▶ [QUÉ DEBES HACER]:
Escribe la continuación de la noticia sobre el acuerdo extrajudicial del caso Lyonnais, a partir de su última oración.

▶ [TEXTO FUENTE]:
Justicia

París ve complicarse el acuerdo extrajudicial para zanjar el 'caso Lyonnais'

El Gobierno francés y la justicia norteamericana no han logrado hasta el momento cerrar un acuerdo amistoso sobre el escándalo de la compra de la aseguradora californiana Executive Life por Crédit Lyonnais, contraria a la legislación en EE UU. Para zanjar el caso y librarse de la apertura de un proceso penal, las partes francesas tendrán que afrontar una multa histórica de 585 millones de dólares, de los que 475 correrán a cargo de París. La entidad bancaria pagará los cien restantes y, diez, la aseguradora Maaf.

A medianoche, las negociaciones para incluir en el acuerdo, como quería París, a Francois Pinault y su holding Artemis, que compró Executive Life a Lyonnais, se rompieron, según fuentes próximas al caso. El Gobierno francés deseaba que todas las partes nacionales quedaran cubiertas por el acuerdo para evitarles posteriores causas civiles o penales que redundaran en un fuerte impacto económico, añadieron las fuentes.

El fracaso en la negociación ha supuesto que, excluidos el amigo del presidente Jacques Chirac (Pinault) y Jean Peyrelevade, ex responsable del Lyonnais, París dispone de un día para aceptar un acuerdo que tan sólo incluye a la entidad bancaria y al organismo público CDR, que se hizo cargo de los activos improductivos del banco, alcanzado incialmente con la justicia de California y única opción para librarse del juicio.

Registros almacenados
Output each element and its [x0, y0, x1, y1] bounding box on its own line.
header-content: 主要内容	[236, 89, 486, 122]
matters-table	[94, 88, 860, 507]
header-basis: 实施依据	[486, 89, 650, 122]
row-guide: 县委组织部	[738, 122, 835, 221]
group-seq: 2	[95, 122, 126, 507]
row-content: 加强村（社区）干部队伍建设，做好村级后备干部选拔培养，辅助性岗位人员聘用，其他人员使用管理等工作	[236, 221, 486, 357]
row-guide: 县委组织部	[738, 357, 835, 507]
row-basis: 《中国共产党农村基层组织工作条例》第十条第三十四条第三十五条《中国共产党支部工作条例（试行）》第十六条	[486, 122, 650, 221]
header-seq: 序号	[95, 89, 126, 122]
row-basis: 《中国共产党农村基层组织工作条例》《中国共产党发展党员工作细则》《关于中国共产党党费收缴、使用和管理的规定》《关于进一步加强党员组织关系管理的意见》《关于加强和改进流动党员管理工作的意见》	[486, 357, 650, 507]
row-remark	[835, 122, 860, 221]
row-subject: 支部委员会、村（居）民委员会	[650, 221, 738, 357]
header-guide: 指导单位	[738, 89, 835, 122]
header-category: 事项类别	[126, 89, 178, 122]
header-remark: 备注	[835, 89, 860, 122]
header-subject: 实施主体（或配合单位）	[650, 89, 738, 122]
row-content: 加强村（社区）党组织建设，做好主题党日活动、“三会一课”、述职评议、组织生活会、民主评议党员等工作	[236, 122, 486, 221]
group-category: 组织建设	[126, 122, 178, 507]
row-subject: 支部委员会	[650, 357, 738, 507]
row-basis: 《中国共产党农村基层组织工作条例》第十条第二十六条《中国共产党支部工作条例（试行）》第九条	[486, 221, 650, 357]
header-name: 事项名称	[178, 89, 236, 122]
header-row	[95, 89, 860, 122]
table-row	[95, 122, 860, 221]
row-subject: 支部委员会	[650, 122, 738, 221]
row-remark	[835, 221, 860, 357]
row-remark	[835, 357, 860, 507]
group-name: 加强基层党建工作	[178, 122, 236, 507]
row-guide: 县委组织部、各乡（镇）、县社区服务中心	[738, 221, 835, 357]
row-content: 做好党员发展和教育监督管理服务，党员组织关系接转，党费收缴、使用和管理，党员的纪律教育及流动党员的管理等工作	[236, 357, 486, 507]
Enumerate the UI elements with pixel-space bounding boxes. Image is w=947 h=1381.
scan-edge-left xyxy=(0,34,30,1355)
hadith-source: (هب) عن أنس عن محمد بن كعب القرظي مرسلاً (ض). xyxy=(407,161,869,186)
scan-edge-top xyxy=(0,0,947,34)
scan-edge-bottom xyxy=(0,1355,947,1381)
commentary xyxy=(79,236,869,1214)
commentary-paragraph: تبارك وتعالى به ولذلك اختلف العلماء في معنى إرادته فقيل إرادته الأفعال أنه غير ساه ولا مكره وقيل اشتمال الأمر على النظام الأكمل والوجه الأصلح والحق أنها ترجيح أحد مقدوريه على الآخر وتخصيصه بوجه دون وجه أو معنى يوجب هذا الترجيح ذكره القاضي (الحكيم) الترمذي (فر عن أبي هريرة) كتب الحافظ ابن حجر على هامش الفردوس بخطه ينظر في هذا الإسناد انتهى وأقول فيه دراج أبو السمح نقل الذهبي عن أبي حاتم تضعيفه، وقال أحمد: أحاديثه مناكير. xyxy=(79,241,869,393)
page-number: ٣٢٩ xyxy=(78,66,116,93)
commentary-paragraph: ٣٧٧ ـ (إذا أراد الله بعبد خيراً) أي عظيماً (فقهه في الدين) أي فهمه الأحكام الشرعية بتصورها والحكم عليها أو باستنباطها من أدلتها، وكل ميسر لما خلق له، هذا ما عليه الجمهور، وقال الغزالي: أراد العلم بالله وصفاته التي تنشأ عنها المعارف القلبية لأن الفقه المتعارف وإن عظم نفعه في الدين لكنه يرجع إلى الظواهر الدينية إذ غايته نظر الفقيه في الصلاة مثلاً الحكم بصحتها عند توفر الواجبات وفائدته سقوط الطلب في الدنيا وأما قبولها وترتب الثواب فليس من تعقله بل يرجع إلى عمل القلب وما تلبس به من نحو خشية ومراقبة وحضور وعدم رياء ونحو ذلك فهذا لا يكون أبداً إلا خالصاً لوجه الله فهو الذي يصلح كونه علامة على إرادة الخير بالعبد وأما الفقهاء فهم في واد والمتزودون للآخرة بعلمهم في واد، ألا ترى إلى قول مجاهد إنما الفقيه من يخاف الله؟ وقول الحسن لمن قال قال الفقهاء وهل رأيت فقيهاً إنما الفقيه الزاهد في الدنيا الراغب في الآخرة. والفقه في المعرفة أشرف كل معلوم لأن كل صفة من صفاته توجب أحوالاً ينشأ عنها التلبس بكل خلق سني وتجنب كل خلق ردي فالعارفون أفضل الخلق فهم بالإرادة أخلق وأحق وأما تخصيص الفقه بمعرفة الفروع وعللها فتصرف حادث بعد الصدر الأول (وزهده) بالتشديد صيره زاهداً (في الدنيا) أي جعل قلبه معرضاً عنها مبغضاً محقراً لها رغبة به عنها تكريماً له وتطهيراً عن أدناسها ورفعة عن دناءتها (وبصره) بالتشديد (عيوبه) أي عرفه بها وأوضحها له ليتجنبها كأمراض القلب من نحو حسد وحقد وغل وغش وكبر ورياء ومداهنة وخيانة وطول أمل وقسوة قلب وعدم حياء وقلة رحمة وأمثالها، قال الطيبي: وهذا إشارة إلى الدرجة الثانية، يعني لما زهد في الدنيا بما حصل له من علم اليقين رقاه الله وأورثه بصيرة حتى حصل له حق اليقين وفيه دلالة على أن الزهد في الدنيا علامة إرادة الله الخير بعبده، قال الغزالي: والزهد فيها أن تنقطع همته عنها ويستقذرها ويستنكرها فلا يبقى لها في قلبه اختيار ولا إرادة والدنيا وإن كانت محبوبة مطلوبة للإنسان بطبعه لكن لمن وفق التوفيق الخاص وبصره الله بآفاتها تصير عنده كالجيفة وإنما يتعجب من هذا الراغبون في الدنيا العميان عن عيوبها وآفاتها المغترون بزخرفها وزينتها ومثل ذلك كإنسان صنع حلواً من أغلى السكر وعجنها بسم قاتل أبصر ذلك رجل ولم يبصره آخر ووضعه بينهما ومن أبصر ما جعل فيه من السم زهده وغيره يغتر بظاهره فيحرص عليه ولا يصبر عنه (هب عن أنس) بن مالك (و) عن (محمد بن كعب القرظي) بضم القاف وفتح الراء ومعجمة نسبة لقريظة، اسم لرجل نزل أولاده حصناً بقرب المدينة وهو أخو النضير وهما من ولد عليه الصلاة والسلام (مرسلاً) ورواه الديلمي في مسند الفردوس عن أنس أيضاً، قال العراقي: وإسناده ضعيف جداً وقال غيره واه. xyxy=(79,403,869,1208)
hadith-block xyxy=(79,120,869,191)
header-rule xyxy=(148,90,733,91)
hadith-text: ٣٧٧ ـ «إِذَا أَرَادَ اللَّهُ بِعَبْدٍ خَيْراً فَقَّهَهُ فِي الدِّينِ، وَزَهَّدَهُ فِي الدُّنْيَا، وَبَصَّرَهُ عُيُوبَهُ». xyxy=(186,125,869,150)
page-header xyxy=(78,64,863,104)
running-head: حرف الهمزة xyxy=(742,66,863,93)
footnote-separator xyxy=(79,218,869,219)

▶ [RESULTADO ESPERADO]:
Si lo acepta, tendrá que encarar una multa. Su cuantiosa parte de la multa, de 475 millones, "no pesará en el déficit estatal" pues ya estaba prevista en los organismos creados para hacerse cargo de los activos improductivos del entonces banco público, el ministro delegado del Presupuesto Alain Lambert, reconoce el desastre. "Crédit Lyonnais habrá sido una catástrofe financiera. Esperamos que sea la última", dijo.

La causa surge de la supuesta compra ilegal de Executive Life hace más de diez años por un entonces público Lyonnais a través de intermediarios. En aquel entonces un banco no podía controlar más del 25% de una compañía de seguros en EEUU.